┌─ TASK INPUT
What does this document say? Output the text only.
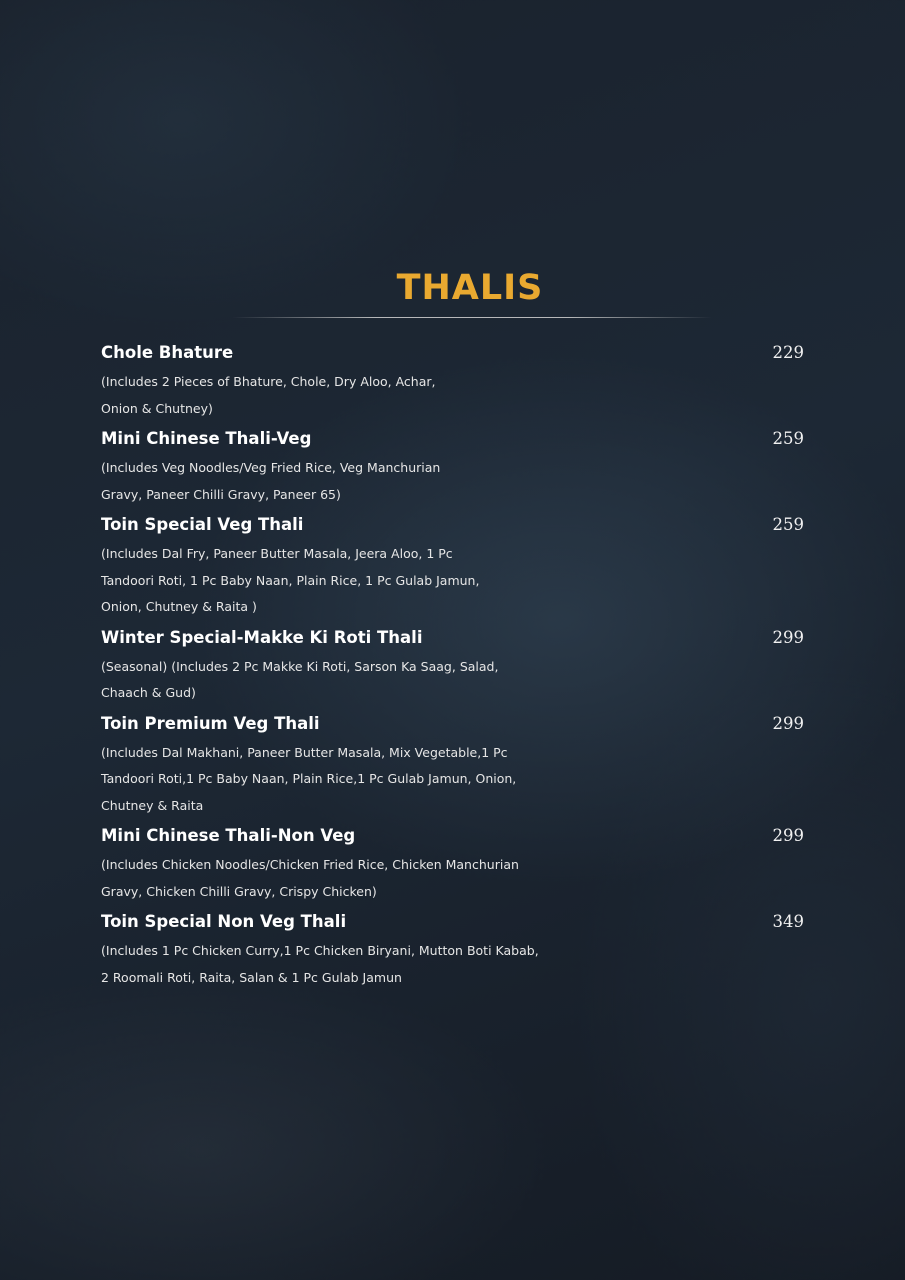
THALIS
Chole Bhature	229
(Includes 2 Pieces of Bhature, Chole, Dry Aloo, Achar,
Onion & Chutney)
Mini Chinese Thali-Veg	259
(Includes Veg Noodles/Veg Fried Rice, Veg Manchurian
Gravy, Paneer Chilli Gravy, Paneer 65)
Toin Special Veg Thali	259
(Includes Dal Fry, Paneer Butter Masala, Jeera Aloo, 1 Pc
Tandoori Roti, 1 Pc Baby Naan, Plain Rice, 1 Pc Gulab Jamun,
Onion, Chutney & Raita )
Winter Special-Makke Ki Roti Thali	299
(Seasonal) (Includes 2 Pc Makke Ki Roti, Sarson Ka Saag, Salad,
Chaach & Gud)
Toin Premium Veg Thali	299
(Includes Dal Makhani, Paneer Butter Masala, Mix Vegetable,1 Pc
Tandoori Roti,1 Pc Baby Naan, Plain Rice,1 Pc Gulab Jamun, Onion,
Chutney & Raita
Mini Chinese Thali-Non Veg	299
(Includes Chicken Noodles/Chicken Fried Rice, Chicken Manchurian
Gravy, Chicken Chilli Gravy, Crispy Chicken)
Toin Special Non Veg Thali	349
(Includes 1 Pc Chicken Curry,1 Pc Chicken Biryani, Mutton Boti Kabab,
2 Roomali Roti, Raita, Salan & 1 Pc Gulab Jamun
└─
AIM: Check each line of the records for the word "Gravy" and extract those that contain it.

RESULT:
Gravy, Paneer Chilli Gravy, Paneer 65)
Gravy, Chicken Chilli Gravy, Crispy Chicken)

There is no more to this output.